** TASK DIRECTIONS **
Whatever the records hold, copy it exactly and completely.

** DATA RECORDS **

********

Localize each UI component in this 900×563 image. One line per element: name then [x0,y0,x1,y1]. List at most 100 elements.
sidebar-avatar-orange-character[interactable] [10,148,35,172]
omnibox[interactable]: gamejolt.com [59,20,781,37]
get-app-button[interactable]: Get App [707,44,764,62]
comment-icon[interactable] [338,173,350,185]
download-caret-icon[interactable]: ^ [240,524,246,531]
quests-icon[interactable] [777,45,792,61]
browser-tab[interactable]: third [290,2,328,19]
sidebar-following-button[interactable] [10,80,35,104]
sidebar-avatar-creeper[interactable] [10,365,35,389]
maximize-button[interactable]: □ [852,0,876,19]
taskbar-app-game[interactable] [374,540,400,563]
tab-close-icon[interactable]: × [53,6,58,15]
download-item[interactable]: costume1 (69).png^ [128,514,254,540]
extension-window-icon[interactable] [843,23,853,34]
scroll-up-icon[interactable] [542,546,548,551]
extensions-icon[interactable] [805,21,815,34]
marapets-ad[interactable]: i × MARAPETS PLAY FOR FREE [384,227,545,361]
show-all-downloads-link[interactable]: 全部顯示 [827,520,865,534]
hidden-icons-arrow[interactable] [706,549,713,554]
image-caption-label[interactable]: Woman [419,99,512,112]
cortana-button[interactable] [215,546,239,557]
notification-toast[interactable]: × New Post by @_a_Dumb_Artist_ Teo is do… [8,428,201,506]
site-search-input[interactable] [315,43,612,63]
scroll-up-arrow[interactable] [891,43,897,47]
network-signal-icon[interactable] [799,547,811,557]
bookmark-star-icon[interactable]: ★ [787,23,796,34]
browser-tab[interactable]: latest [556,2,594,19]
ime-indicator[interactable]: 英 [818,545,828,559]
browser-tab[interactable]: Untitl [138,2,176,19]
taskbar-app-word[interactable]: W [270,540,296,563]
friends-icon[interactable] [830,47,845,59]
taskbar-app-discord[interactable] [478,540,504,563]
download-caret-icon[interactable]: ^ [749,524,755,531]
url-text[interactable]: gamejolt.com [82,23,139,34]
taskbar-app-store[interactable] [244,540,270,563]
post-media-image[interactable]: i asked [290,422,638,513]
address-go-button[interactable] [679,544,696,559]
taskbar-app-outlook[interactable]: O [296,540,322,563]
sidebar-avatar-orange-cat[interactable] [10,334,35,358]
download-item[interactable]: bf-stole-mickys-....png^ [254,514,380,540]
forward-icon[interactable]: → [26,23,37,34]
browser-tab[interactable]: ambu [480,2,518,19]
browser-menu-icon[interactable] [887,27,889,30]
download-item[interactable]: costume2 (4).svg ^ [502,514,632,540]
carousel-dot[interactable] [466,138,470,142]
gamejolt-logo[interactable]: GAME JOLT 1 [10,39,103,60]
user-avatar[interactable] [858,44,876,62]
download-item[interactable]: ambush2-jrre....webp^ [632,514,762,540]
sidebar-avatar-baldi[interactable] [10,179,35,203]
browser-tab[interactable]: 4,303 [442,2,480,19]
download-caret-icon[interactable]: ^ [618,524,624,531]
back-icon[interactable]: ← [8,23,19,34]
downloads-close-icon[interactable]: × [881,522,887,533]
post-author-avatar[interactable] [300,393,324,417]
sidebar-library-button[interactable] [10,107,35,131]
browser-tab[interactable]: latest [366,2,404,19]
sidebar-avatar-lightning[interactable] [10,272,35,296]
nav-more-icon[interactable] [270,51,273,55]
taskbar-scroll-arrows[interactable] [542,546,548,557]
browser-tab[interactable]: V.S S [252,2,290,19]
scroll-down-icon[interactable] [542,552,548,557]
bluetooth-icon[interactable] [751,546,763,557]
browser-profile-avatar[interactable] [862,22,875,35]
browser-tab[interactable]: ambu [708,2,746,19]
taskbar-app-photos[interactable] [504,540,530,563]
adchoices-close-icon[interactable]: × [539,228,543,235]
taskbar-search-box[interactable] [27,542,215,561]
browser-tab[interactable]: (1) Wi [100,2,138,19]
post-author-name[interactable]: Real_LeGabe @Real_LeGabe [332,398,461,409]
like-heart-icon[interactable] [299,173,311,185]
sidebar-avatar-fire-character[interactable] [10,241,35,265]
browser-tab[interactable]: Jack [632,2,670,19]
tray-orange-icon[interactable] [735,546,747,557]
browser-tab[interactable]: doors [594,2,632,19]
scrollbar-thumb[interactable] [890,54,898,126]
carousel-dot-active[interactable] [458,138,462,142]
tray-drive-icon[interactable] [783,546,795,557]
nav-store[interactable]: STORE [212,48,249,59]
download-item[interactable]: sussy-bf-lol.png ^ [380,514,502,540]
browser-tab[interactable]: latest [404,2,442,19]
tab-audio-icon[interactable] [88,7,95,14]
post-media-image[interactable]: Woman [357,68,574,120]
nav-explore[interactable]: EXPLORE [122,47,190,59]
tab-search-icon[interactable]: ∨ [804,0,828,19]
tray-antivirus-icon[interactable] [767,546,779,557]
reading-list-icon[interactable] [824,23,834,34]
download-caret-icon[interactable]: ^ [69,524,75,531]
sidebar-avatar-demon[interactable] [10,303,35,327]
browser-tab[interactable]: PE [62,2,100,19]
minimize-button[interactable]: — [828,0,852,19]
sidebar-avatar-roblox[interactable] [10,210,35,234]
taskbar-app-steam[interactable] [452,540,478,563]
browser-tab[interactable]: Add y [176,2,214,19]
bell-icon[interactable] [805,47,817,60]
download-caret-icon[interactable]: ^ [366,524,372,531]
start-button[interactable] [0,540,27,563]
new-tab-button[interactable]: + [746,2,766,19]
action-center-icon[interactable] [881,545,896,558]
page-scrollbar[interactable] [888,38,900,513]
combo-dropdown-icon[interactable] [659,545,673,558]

********

** ANSWER TO THIS TASK **
Localize each UI component in this 900×563 image. One line per element: name then [x0,y0,x1,y1]. List at most 100 elements.
sidebar-avatar-orange-character[interactable] [10,148,35,172]
omnibox[interactable]: gamejolt.com [59,20,781,37]
get-app-button[interactable]: Get App [707,44,764,62]
comment-icon[interactable] [338,173,350,185]
download-caret-icon[interactable]: ^ [240,524,246,531]
quests-icon[interactable] [777,45,792,61]
browser-tab[interactable]: third [290,2,328,19]
sidebar-following-button[interactable] [10,80,35,104]
sidebar-avatar-creeper[interactable] [10,365,35,389]
maximize-button[interactable]: □ [852,0,876,19]
taskbar-app-game[interactable] [374,540,400,563]
tab-close-icon[interactable]: × [53,6,58,15]
download-item[interactable]: costume1 (69).png^ [128,514,254,540]
extension-window-icon[interactable] [843,23,853,34]
scroll-up-icon[interactable] [542,546,548,551]
extensions-icon[interactable] [805,21,815,34]
marapets-ad[interactable]: i × MARAPETS PLAY FOR FREE [384,227,545,361]
show-all-downloads-link[interactable]: 全部顯示 [827,520,865,534]
hidden-icons-arrow[interactable] [706,549,713,554]
image-caption-label[interactable]: Woman [419,99,512,112]
cortana-button[interactable] [215,546,239,557]
notification-toast[interactable]: × New Post by @_a_Dumb_Artist_ Teo is do… [8,428,201,506]
site-search-input[interactable] [315,43,612,63]
scroll-up-arrow[interactable] [891,43,897,47]
network-signal-icon[interactable] [799,547,811,557]
bookmark-star-icon[interactable]: ★ [787,23,796,34]
browser-tab[interactable]: latest [556,2,594,19]
ime-indicator[interactable]: 英 [818,545,828,559]
browser-tab[interactable]: Untitl [138,2,176,19]
taskbar-app-word[interactable]: W [270,540,296,563]
friends-icon[interactable] [830,47,845,59]
taskbar-app-discord[interactable] [478,540,504,563]
download-caret-icon[interactable]: ^ [749,524,755,531]
url-text[interactable]: gamejolt.com [82,23,139,34]
taskbar-app-store[interactable] [244,540,270,563]
post-media-image[interactable]: i asked [290,422,638,513]
address-go-button[interactable] [679,544,696,559]
taskbar-app-outlook[interactable]: O [296,540,322,563]
sidebar-avatar-orange-cat[interactable] [10,334,35,358]
download-item[interactable]: bf-stole-mickys-....png^ [254,514,380,540]
forward-icon[interactable]: → [26,23,37,34]
browser-tab[interactable]: ambu [480,2,518,19]
browser-menu-icon[interactable] [887,27,889,30]
download-item[interactable]: costume2 (4).svg ^ [502,514,632,540]
carousel-dot[interactable] [466,138,470,142]
gamejolt-logo[interactable]: GAME JOLT 1 [10,39,103,60]
user-avatar[interactable] [858,44,876,62]
download-item[interactable]: ambush2-jrre....webp^ [632,514,762,540]
sidebar-avatar-baldi[interactable] [10,179,35,203]
browser-tab[interactable]: 4,303 [442,2,480,19]
download-caret-icon[interactable]: ^ [618,524,624,531]
back-icon[interactable]: ← [8,23,19,34]
downloads-close-icon[interactable]: × [881,522,887,533]
post-author-avatar[interactable] [300,393,324,417]
sidebar-library-button[interactable] [10,107,35,131]
browser-tab[interactable]: latest [366,2,404,19]
sidebar-avatar-lightning[interactable] [10,272,35,296]
nav-more-icon[interactable] [270,51,273,55]
taskbar-scroll-arrows[interactable] [542,546,548,557]
browser-tab[interactable]: V.S S [252,2,290,19]
scroll-down-icon[interactable] [542,552,548,557]
bluetooth-icon[interactable] [751,546,763,557]
browser-profile-avatar[interactable] [862,22,875,35]
browser-tab[interactable]: ambu [708,2,746,19]
taskbar-app-photos[interactable] [504,540,530,563]
adchoices-close-icon[interactable]: × [539,228,543,235]
taskbar-search-box[interactable] [27,542,215,561]
browser-tab[interactable]: (1) Wi [100,2,138,19]
post-author-name[interactable]: Real_LeGabe @Real_LeGabe [332,398,461,409]
like-heart-icon[interactable] [299,173,311,185]
sidebar-avatar-fire-character[interactable] [10,241,35,265]
browser-tab[interactable]: Jack [632,2,670,19]
tray-orange-icon[interactable] [735,546,747,557]
browser-tab[interactable]: doors [594,2,632,19]
scrollbar-thumb[interactable] [890,54,898,126]
carousel-dot-active[interactable] [458,138,462,142]
tray-drive-icon[interactable] [783,546,795,557]
nav-store[interactable]: STORE [212,48,249,59]
download-item[interactable]: sussy-bf-lol.png ^ [380,514,502,540]
browser-tab[interactable]: latest [404,2,442,19]
tab-audio-icon[interactable] [88,7,95,14]
post-media-image[interactable]: Woman [357,68,574,120]
nav-explore[interactable]: EXPLORE [122,47,190,59]
tab-search-icon[interactable]: ∨ [804,0,828,19]
tray-antivirus-icon[interactable] [767,546,779,557]
reading-list-icon[interactable] [824,23,834,34]
download-caret-icon[interactable]: ^ [69,524,75,531]
sidebar-avatar-demon[interactable] [10,303,35,327]
browser-tab[interactable]: PE [62,2,100,19]
minimize-button[interactable]: — [828,0,852,19]
sidebar-avatar-roblox[interactable] [10,210,35,234]
taskbar-app-steam[interactable] [452,540,478,563]
browser-tab[interactable]: Add y [176,2,214,19]
bell-icon[interactable] [805,47,817,60]
download-caret-icon[interactable]: ^ [366,524,372,531]
start-button[interactable] [0,540,27,563]
new-tab-button[interactable]: + [746,2,766,19]
action-center-icon[interactable] [881,545,896,558]
page-scrollbar[interactable] [888,38,900,513]
combo-dropdown-icon[interactable] [659,545,673,558]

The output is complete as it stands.